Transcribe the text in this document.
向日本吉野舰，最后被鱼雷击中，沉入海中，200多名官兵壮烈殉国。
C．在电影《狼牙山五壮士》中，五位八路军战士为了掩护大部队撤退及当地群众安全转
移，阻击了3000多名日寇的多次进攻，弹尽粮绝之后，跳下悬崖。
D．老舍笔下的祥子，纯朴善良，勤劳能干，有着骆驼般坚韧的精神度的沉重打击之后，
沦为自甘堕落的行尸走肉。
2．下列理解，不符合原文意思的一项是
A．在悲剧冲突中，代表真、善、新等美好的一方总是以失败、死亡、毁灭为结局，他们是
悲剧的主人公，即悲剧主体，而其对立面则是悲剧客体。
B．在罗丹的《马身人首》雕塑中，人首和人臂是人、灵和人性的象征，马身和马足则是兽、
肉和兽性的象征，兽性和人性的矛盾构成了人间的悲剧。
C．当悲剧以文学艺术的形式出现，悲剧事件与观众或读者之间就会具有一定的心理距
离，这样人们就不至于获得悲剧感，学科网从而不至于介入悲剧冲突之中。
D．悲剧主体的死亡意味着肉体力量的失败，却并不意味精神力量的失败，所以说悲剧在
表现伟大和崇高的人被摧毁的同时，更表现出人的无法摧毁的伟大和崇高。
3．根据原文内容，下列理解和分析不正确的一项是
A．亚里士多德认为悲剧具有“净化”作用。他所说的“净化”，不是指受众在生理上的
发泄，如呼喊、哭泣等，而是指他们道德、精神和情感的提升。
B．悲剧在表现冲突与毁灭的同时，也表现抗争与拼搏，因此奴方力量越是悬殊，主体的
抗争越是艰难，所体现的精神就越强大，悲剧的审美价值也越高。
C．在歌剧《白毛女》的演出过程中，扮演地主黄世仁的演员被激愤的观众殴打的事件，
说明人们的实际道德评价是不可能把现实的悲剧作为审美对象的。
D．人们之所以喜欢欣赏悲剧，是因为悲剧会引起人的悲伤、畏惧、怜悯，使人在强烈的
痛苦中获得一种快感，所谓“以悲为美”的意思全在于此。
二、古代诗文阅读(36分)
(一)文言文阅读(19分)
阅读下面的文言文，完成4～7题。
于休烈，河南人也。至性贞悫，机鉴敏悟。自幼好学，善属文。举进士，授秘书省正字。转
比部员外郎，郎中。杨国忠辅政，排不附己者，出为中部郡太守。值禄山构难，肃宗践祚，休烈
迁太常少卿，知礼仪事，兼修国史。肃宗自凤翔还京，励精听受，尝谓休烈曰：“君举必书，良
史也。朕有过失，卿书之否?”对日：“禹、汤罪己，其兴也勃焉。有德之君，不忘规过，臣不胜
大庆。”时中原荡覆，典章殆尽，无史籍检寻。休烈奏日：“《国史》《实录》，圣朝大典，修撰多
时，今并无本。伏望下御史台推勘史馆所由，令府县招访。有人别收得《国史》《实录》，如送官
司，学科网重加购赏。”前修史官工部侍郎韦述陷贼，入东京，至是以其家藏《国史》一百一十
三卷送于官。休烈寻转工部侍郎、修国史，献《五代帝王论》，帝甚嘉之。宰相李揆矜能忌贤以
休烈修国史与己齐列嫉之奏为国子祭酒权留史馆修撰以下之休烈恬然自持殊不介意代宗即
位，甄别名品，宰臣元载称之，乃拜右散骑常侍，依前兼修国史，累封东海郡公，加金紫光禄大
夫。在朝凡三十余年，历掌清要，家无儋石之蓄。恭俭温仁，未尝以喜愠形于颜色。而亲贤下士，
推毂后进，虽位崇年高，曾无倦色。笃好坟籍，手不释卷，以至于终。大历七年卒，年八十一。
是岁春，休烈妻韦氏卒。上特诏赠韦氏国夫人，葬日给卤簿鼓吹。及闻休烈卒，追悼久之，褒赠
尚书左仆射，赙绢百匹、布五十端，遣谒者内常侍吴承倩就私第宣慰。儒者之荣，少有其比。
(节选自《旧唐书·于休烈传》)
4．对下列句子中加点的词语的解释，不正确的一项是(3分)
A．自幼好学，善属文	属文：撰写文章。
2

**TO DO:**
Restate the whole listing exactly.

**OUTPUT BELOW:**
Transcribe the text in this document.
向日本吉野舰，最后被鱼雷击中，沉入海中，200多名官兵壮烈殉国。
C．在电影《狼牙山五壮士》中，五位八路军战士为了掩护大部队撤退及当地群众安全转
移，阻击了3000多名日寇的多次进攻，弹尽粮绝之后，跳下悬崖。
D．老舍笔下的祥子，纯朴善良，勤劳能干，有着骆驼般坚韧的精神度的沉重打击之后，
沦为自甘堕落的行尸走肉。
2．下列理解，不符合原文意思的一项是
A．在悲剧冲突中，代表真、善、新等美好的一方总是以失败、死亡、毁灭为结局，他们是
悲剧的主人公，即悲剧主体，而其对立面则是悲剧客体。
B．在罗丹的《马身人首》雕塑中，人首和人臂是人、灵和人性的象征，马身和马足则是兽、
肉和兽性的象征，兽性和人性的矛盾构成了人间的悲剧。
C．当悲剧以文学艺术的形式出现，悲剧事件与观众或读者之间就会具有一定的心理距
离，这样人们就不至于获得悲剧感，学科网从而不至于介入悲剧冲突之中。
D．悲剧主体的死亡意味着肉体力量的失败，却并不意味精神力量的失败，所以说悲剧在
表现伟大和崇高的人被摧毁的同时，更表现出人的无法摧毁的伟大和崇高。
3．根据原文内容，下列理解和分析不正确的一项是
A．亚里士多德认为悲剧具有“净化”作用。他所说的“净化”，不是指受众在生理上的
发泄，如呼喊、哭泣等，而是指他们道德、精神和情感的提升。
B．悲剧在表现冲突与毁灭的同时，也表现抗争与拼搏，因此奴方力量越是悬殊，主体的
抗争越是艰难，所体现的精神就越强大，悲剧的审美价值也越高。
C．在歌剧《白毛女》的演出过程中，扮演地主黄世仁的演员被激愤的观众殴打的事件，
说明人们的实际道德评价是不可能把现实的悲剧作为审美对象的。
D．人们之所以喜欢欣赏悲剧，是因为悲剧会引起人的悲伤、畏惧、怜悯，使人在强烈的
痛苦中获得一种快感，所谓“以悲为美”的意思全在于此。
二、古代诗文阅读(36分)
(一)文言文阅读(19分)
阅读下面的文言文，完成4～7题。
于休烈，河南人也。至性贞悫，机鉴敏悟。自幼好学，善属文。举进士，授秘书省正字。转
比部员外郎，郎中。杨国忠辅政，排不附己者，出为中部郡太守。值禄山构难，肃宗践祚，休烈
迁太常少卿，知礼仪事，兼修国史。肃宗自凤翔还京，励精听受，尝谓休烈曰：“君举必书，良
史也。朕有过失，卿书之否?”对日：“禹、汤罪己，其兴也勃焉。有德之君，不忘规过，臣不胜
大庆。”时中原荡覆，典章殆尽，无史籍检寻。休烈奏日：“《国史》《实录》，圣朝大典，修撰多
时，今并无本。伏望下御史台推勘史馆所由，令府县招访。有人别收得《国史》《实录》，如送官
司，学科网重加购赏。”前修史官工部侍郎韦述陷贼，入东京，至是以其家藏《国史》一百一十
三卷送于官。休烈寻转工部侍郎、修国史，献《五代帝王论》，帝甚嘉之。宰相李揆矜能忌贤以
休烈修国史与己齐列嫉之奏为国子祭酒权留史馆修撰以下之休烈恬然自持殊不介意代宗即
位，甄别名品，宰臣元载称之，乃拜右散骑常侍，依前兼修国史，累封东海郡公，加金紫光禄大
夫。在朝凡三十余年，历掌清要，家无儋石之蓄。恭俭温仁，未尝以喜愠形于颜色。而亲贤下士，
推毂后进，虽位崇年高，曾无倦色。笃好坟籍，手不释卷，以至于终。大历七年卒，年八十一。
是岁春，休烈妻韦氏卒。上特诏赠韦氏国夫人，葬日给卤簿鼓吹。及闻休烈卒，追悼久之，褒赠
尚书左仆射，赙绢百匹、布五十端，遣谒者内常侍吴承倩就私第宣慰。儒者之荣，少有其比。
(节选自《旧唐书·于休烈传》)
4．对下列句子中加点的词语的解释，不正确的一项是(3分)
A．自幼好学，善属文	属文：撰写文章。
2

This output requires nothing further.